Exercise: Which lines have the string "state"? Copy all of them from the entries below.

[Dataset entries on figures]
--- Start ---

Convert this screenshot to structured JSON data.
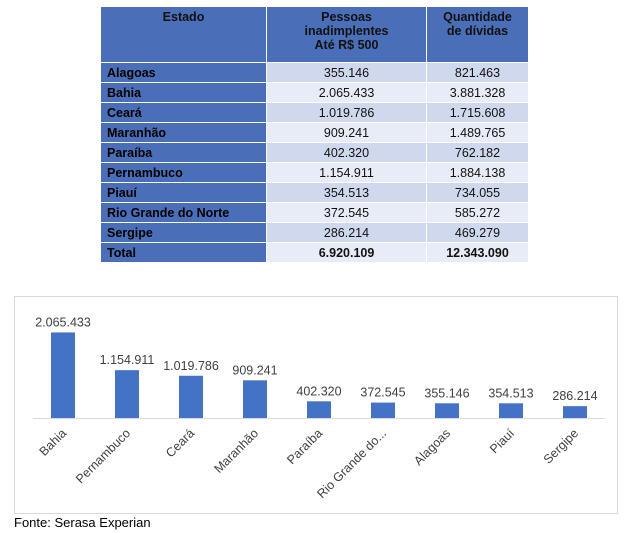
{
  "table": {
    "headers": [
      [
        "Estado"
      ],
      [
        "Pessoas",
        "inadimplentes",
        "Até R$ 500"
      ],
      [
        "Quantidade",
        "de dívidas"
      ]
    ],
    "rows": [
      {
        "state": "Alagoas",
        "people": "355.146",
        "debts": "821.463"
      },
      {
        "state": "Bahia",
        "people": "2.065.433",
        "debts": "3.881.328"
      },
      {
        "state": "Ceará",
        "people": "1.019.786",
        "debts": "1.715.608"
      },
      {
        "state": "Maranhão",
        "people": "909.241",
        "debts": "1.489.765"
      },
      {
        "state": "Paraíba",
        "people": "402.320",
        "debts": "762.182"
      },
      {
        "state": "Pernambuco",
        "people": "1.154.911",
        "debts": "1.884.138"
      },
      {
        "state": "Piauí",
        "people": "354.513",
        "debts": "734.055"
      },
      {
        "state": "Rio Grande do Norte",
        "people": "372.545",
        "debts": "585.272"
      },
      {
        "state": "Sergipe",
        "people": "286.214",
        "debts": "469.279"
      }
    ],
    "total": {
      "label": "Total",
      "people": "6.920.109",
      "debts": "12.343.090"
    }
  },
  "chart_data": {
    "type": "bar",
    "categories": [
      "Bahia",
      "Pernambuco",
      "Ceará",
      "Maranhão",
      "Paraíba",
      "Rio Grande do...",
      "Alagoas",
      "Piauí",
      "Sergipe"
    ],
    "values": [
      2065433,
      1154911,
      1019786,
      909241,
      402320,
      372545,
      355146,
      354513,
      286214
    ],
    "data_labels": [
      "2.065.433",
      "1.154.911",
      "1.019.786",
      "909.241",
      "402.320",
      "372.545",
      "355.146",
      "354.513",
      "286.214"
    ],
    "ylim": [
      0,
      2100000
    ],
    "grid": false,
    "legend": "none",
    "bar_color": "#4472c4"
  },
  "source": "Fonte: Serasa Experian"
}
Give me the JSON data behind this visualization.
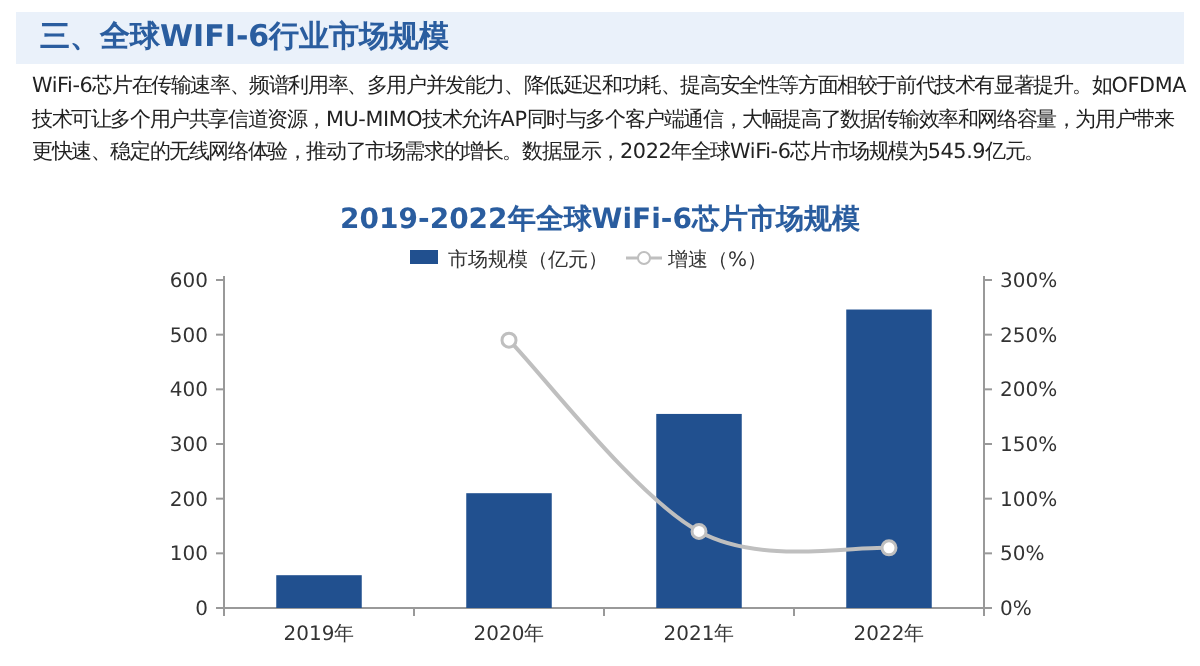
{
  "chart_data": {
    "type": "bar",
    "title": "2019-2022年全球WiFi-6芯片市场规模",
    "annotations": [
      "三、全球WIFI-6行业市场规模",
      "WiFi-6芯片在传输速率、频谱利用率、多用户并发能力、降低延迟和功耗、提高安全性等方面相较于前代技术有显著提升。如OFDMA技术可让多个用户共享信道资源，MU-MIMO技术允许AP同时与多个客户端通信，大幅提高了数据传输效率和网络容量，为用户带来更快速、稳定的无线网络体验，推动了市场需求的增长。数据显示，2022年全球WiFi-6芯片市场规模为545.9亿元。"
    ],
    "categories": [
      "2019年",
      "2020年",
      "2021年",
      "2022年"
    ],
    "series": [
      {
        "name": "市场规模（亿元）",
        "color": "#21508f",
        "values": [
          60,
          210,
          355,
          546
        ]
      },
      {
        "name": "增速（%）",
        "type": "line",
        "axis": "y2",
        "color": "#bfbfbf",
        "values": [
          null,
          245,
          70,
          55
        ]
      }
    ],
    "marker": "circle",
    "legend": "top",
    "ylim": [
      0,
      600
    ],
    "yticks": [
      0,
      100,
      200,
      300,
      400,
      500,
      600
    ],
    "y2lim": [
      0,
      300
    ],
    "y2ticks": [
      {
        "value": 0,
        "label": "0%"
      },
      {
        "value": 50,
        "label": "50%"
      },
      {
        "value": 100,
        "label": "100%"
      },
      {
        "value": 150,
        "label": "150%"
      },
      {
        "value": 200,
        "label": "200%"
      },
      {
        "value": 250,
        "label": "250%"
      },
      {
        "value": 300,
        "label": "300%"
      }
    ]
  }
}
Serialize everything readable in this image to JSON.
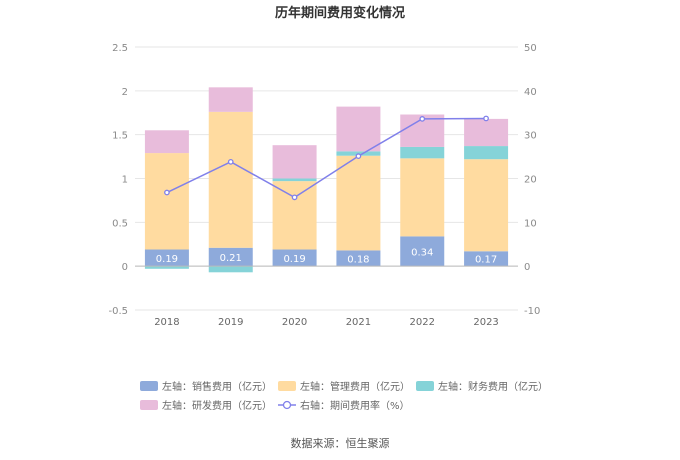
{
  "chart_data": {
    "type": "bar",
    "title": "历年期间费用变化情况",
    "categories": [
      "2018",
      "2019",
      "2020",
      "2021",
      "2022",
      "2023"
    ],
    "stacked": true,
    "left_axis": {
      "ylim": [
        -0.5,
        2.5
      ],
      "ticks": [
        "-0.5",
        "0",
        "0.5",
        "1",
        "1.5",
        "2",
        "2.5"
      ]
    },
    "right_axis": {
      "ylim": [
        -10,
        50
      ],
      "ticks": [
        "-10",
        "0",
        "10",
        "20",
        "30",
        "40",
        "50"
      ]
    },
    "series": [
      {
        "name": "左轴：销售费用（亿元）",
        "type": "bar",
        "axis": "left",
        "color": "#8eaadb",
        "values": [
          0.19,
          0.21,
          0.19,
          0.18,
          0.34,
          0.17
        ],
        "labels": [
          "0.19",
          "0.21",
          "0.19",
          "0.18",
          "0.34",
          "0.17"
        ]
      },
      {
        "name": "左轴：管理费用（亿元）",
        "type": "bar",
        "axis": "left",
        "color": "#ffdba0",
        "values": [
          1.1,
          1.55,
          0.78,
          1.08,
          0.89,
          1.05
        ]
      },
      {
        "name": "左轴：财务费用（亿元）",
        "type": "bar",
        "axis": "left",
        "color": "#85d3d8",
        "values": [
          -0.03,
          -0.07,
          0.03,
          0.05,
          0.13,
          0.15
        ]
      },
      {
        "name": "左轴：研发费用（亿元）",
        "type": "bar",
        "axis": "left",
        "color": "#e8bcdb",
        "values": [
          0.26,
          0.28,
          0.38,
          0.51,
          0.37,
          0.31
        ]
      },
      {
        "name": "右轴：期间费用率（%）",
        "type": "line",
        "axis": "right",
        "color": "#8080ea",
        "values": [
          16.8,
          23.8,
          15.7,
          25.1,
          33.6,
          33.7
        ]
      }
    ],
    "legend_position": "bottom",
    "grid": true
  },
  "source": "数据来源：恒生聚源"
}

--- End ---

Correct result:
        "state": "Alagoas",
        "state": "Bahia",
        "state": "Ceará",
        "state": "Maranhão",
        "state": "Paraíba",
        "state": "Pernambuco",
        "state": "Piauí",
        "state": "Rio Grande do Norte",
        "state": "Sergipe",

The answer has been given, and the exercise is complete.